(Stored entries)
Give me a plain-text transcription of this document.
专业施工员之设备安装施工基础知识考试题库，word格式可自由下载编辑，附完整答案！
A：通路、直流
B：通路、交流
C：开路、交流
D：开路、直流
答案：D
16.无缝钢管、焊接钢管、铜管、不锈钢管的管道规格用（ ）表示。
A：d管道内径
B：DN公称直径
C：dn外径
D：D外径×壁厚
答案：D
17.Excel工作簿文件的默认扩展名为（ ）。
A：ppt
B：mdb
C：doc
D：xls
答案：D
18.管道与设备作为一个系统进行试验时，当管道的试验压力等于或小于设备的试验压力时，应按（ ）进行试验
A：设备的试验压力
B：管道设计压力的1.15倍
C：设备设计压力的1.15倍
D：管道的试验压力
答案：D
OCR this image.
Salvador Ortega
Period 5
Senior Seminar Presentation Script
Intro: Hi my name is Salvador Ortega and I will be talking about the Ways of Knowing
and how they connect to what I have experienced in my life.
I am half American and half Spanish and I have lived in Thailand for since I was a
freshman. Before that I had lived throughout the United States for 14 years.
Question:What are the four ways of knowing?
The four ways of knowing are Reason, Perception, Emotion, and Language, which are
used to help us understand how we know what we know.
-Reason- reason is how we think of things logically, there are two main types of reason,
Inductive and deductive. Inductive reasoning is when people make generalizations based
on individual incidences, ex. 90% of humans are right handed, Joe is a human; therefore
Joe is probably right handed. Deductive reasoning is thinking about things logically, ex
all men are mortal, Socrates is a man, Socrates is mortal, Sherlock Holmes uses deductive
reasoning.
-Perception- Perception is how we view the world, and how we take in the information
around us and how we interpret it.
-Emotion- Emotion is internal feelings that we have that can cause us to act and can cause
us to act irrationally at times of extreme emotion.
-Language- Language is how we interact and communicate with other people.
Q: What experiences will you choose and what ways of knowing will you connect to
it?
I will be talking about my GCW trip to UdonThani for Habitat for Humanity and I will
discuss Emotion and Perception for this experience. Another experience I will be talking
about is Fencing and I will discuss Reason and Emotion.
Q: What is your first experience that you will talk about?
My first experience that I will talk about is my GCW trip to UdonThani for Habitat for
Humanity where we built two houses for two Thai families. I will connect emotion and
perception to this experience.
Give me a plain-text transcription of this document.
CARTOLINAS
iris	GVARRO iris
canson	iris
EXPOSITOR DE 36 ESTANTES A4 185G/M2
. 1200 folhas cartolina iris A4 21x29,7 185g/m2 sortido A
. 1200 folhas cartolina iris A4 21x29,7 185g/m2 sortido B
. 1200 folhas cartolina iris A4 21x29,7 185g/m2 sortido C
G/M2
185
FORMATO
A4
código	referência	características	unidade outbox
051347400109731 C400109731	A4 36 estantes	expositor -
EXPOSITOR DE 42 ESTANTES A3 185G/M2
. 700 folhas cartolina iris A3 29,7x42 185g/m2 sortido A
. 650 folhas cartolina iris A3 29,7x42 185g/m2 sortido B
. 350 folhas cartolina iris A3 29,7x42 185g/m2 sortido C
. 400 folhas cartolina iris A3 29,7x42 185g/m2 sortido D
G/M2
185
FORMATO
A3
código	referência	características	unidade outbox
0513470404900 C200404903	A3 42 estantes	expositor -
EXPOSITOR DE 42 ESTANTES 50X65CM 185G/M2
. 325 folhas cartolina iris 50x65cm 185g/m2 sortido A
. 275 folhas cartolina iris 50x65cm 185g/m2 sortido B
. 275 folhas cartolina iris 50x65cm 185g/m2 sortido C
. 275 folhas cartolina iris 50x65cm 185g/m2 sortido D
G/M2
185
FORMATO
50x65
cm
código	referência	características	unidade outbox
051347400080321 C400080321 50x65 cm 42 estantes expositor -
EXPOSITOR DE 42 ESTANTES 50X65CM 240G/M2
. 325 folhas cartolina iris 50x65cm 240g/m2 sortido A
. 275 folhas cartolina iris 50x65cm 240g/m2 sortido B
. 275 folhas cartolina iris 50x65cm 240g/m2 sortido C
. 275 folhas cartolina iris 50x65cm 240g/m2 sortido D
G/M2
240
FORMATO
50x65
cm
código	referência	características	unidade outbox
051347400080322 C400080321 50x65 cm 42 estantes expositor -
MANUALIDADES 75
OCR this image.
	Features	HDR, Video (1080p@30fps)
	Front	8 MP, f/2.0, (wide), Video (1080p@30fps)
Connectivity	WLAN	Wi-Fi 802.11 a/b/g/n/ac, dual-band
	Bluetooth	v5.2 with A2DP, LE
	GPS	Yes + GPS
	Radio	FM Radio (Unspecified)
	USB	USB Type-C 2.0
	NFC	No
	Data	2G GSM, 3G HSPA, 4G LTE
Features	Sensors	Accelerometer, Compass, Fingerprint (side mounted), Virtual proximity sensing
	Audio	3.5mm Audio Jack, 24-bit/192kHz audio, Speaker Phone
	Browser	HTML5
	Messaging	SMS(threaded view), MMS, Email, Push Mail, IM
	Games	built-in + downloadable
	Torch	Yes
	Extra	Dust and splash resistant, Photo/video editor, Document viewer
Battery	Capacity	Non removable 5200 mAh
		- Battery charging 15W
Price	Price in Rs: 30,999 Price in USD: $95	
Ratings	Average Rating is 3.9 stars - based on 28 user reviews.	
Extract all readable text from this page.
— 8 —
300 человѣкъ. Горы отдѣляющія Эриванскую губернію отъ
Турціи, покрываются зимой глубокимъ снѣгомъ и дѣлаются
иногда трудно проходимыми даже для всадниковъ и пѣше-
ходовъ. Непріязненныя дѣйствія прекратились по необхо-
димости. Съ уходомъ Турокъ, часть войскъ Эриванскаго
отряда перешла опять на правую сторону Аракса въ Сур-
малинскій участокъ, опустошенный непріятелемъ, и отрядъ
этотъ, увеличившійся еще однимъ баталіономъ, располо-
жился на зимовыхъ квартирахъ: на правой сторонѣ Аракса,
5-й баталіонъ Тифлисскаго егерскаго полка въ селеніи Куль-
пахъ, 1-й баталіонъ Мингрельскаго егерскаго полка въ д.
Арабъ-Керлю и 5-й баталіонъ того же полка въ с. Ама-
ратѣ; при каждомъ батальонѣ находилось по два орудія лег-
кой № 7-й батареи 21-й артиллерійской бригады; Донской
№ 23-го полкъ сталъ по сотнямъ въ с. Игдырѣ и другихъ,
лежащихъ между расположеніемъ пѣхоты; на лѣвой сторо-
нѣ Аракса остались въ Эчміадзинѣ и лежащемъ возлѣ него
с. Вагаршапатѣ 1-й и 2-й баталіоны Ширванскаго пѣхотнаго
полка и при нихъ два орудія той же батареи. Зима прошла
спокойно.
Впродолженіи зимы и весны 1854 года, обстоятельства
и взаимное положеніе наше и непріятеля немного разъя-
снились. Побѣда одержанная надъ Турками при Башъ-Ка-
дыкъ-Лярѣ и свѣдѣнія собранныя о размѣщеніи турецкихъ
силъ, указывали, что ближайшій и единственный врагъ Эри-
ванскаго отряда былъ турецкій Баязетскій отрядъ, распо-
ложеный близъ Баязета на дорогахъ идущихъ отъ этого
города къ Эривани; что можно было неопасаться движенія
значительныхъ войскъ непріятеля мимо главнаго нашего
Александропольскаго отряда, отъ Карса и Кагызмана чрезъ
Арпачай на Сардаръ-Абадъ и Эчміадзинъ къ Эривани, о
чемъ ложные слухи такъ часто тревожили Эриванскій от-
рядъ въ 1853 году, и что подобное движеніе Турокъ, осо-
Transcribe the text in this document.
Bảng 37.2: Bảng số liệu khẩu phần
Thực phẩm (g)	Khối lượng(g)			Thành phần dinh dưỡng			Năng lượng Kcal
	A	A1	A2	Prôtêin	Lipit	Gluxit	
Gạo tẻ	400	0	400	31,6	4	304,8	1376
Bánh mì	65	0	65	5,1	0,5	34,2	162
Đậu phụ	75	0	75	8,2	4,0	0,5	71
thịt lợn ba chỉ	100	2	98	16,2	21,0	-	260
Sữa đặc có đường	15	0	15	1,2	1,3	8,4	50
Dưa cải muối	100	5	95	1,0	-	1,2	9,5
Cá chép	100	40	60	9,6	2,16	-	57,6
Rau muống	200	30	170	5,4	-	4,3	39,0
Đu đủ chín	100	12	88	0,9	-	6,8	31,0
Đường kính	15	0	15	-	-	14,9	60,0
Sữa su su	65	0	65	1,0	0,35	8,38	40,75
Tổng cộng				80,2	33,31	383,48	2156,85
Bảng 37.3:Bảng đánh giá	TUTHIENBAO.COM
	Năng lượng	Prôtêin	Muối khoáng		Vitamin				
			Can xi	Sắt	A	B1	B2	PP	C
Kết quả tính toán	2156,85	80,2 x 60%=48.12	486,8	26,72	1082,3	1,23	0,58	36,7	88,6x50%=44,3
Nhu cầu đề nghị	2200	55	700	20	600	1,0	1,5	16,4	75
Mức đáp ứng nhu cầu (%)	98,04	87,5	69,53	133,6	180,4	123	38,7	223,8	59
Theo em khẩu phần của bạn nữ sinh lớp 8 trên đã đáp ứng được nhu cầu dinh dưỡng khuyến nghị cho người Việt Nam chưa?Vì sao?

**Description of the task:**
Filter out all lines lacking the word "built" and copy the rest.

**Finished answer:**
Humanity where we built two houses for two Thai families. I will connect emotion and
	Games	built-in + downloadable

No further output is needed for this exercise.